▸ **What to produce**: In the material below, find every line with "马关县志" and pull it out.

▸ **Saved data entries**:
_ _ _ _ _ _ _
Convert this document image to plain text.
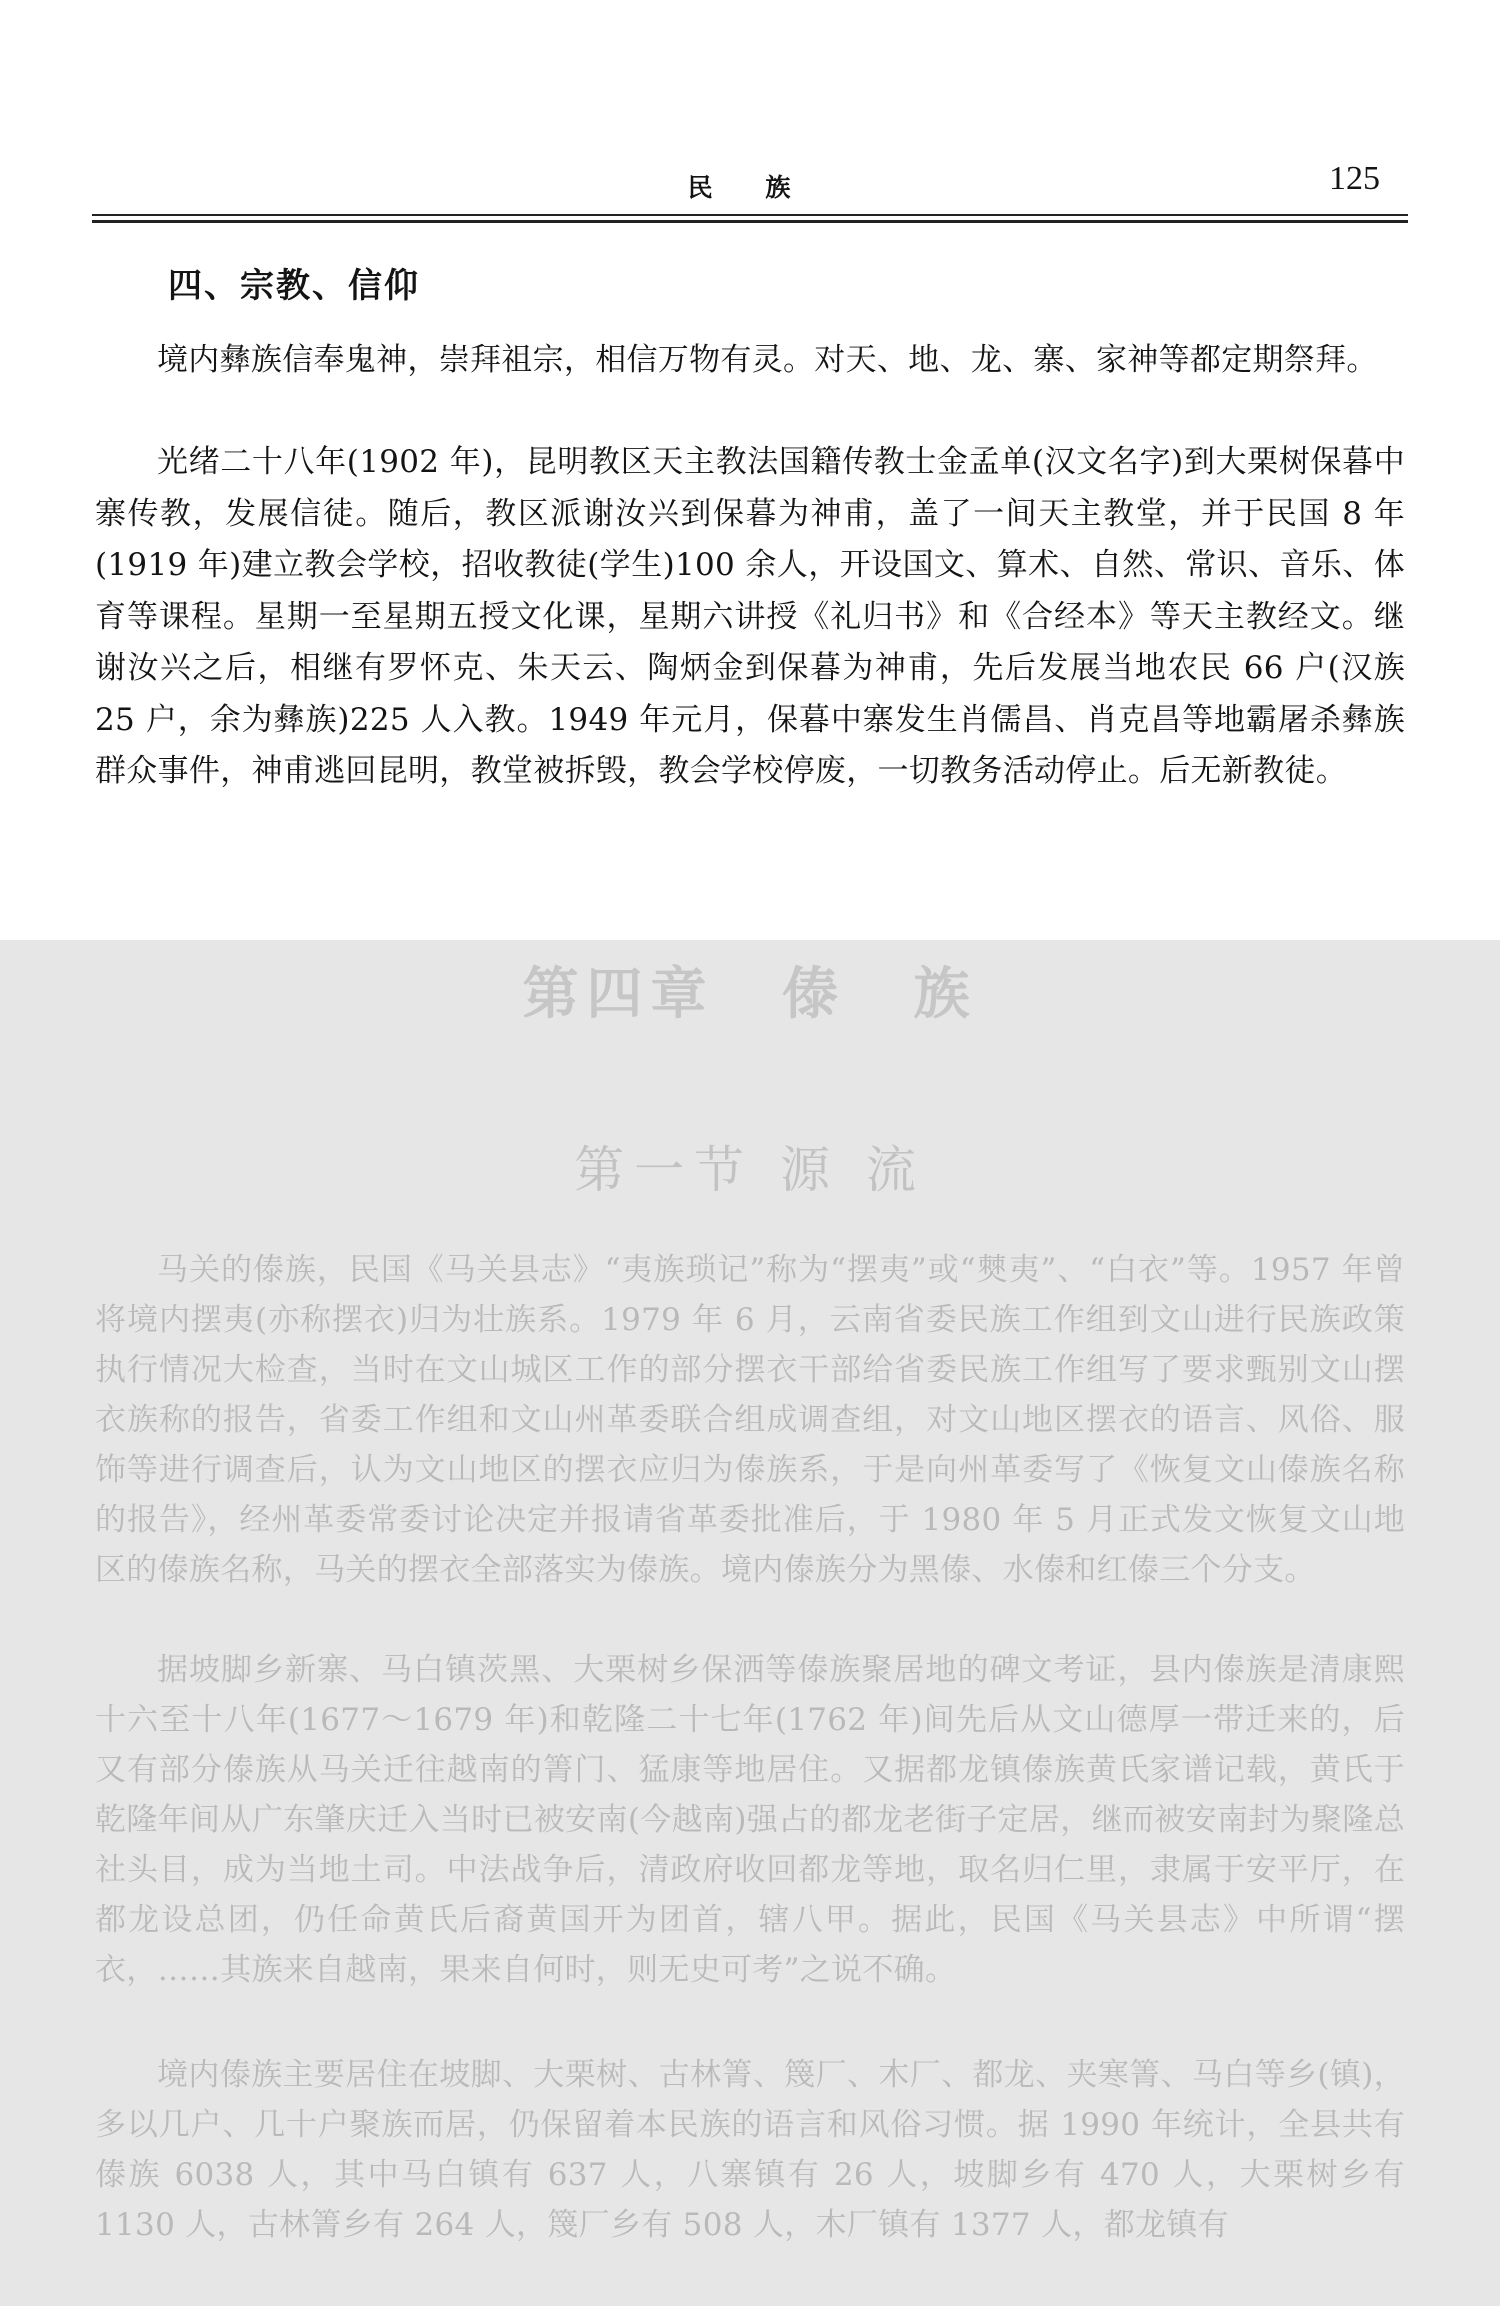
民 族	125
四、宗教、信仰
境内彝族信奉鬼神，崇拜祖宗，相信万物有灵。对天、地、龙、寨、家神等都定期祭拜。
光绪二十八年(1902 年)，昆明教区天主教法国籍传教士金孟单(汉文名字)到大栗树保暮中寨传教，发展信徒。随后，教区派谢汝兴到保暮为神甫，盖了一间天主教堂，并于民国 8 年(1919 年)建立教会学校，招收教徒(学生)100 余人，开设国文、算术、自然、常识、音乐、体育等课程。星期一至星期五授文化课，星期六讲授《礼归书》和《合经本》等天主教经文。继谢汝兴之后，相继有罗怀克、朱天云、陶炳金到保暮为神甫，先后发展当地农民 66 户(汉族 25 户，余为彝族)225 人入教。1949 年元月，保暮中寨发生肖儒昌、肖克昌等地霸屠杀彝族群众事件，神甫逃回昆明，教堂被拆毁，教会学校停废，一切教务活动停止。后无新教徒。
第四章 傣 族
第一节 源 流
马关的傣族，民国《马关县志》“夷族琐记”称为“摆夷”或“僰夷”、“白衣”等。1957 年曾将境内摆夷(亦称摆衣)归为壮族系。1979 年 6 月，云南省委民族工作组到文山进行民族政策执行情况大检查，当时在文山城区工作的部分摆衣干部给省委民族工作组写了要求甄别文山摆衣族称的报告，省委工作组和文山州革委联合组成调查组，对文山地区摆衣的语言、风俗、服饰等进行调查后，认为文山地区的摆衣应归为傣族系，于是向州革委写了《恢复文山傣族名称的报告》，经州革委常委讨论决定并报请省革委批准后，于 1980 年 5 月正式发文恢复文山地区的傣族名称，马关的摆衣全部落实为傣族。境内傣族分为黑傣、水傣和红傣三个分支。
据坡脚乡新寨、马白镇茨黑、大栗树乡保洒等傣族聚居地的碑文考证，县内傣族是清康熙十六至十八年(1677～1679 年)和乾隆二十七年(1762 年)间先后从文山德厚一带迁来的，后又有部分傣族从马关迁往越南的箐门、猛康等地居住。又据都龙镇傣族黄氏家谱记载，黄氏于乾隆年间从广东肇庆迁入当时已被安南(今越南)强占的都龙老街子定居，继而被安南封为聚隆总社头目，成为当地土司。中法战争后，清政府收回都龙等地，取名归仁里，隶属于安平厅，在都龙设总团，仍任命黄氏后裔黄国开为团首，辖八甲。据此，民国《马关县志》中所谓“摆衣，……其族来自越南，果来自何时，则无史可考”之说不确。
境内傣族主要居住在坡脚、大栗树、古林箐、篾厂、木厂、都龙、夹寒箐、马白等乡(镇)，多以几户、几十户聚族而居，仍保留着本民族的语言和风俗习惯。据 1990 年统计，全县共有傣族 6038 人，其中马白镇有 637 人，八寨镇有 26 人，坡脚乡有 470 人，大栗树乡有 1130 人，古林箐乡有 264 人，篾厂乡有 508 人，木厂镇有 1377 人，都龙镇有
_ _ _ _ _ _ _
▸ **Task answer**:
马关的傣族，民国《马关县志》“夷族琐记”称为“摆夷”或“僰夷”、“白衣”等。1957 年曾将境内摆夷(亦称摆衣)归为壮族系。1979 年 6 月，云南省委民族工作组到文山进行民族政策执行情况大检查，当时在文山城区工作的部分摆衣干部给省委民族工作组写了要求甄别文山摆衣族称的报告，省委工作组和文山州革委联合组成调查组，对文山地区摆衣的语言、风俗、服饰等进行调查后，认为文山地区的摆衣应归为傣族系，于是向州革委写了《恢复文山傣族名称的报告》，经州革委常委讨论决定并报请省革委批准后，于 1980 年 5 月正式发文恢复文山地区的傣族名称，马关的摆衣全部落实为傣族。境内傣族分为黑傣、水傣和红傣三个分支。
据坡脚乡新寨、马白镇茨黑、大栗树乡保洒等傣族聚居地的碑文考证，县内傣族是清康熙十六至十八年(1677～1679 年)和乾隆二十七年(1762 年)间先后从文山德厚一带迁来的，后又有部分傣族从马关迁往越南的箐门、猛康等地居住。又据都龙镇傣族黄氏家谱记载，黄氏于乾隆年间从广东肇庆迁入当时已被安南(今越南)强占的都龙老街子定居，继而被安南封为聚隆总社头目，成为当地土司。中法战争后，清政府收回都龙等地，取名归仁里，隶属于安平厅，在都龙设总团，仍任命黄氏后裔黄国开为团首，辖八甲。据此，民国《马关县志》中所谓“摆衣，……其族来自越南，果来自何时，则无史可考”之说不确。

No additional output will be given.